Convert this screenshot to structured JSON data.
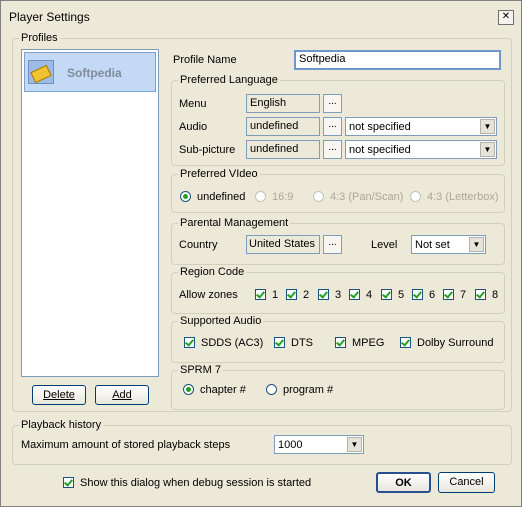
{
  "window": {
    "title": "Player Settings",
    "close_glyph": "✕"
  },
  "profiles": {
    "legend": "Profiles",
    "items": [
      {
        "name": "Softpedia"
      }
    ],
    "delete_label": "Delete",
    "add_label": "Add"
  },
  "profile_name": {
    "label": "Profile Name",
    "value": "Softpedia"
  },
  "language": {
    "legend": "Preferred Language",
    "menu_label": "Menu",
    "menu_value": "English",
    "audio_label": "Audio",
    "audio_value": "undefined",
    "audio_select": "not specified",
    "sub_label": "Sub-picture",
    "sub_value": "undefined",
    "sub_select": "not specified",
    "dots": "..."
  },
  "video": {
    "legend": "Preferred VIdeo",
    "options": [
      "undefined",
      "16:9",
      "4:3 (Pan/Scan)",
      "4:3 (Letterbox)"
    ],
    "selected": "undefined"
  },
  "parental": {
    "legend": "Parental Management",
    "country_label": "Country",
    "country_value": "United States",
    "level_label": "Level",
    "level_value": "Not set"
  },
  "region": {
    "legend": "Region Code",
    "allow_label": "Allow zones",
    "zones": [
      "1",
      "2",
      "3",
      "4",
      "5",
      "6",
      "7",
      "8"
    ]
  },
  "audio_support": {
    "legend": "Supported Audio",
    "options": [
      "SDDS (AC3)",
      "DTS",
      "MPEG",
      "Dolby Surround"
    ]
  },
  "sprm": {
    "legend": "SPRM 7",
    "options": [
      "chapter #",
      "program #"
    ],
    "selected": "chapter #"
  },
  "history": {
    "legend": "Playback history",
    "label": "Maximum amount of stored playback steps",
    "value": "1000"
  },
  "footer": {
    "debug_label": "Show this dialog when debug session is started",
    "ok_label": "OK",
    "cancel_label": "Cancel"
  },
  "colors": {
    "check_green": "#21a121",
    "field_border": "#7f9db9",
    "selection": "#c3d9f5"
  },
  "icons": {
    "close": "close-icon",
    "dropdown": "chevron-down-icon",
    "profile": "profile-icon"
  }
}
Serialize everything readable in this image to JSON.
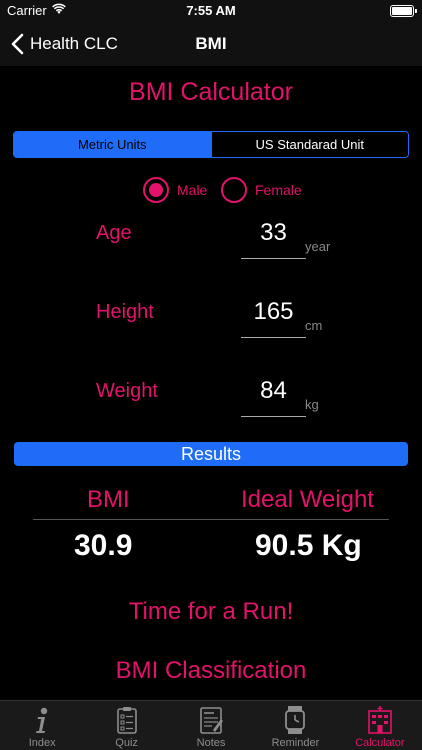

▬▬▬▬▬▬▬▬▬▬

Stated goal
Copy out each line that contains the word "Preferred".

Worked solution
    "legend": "Preferred Language",
    "legend": "Preferred VIdeo",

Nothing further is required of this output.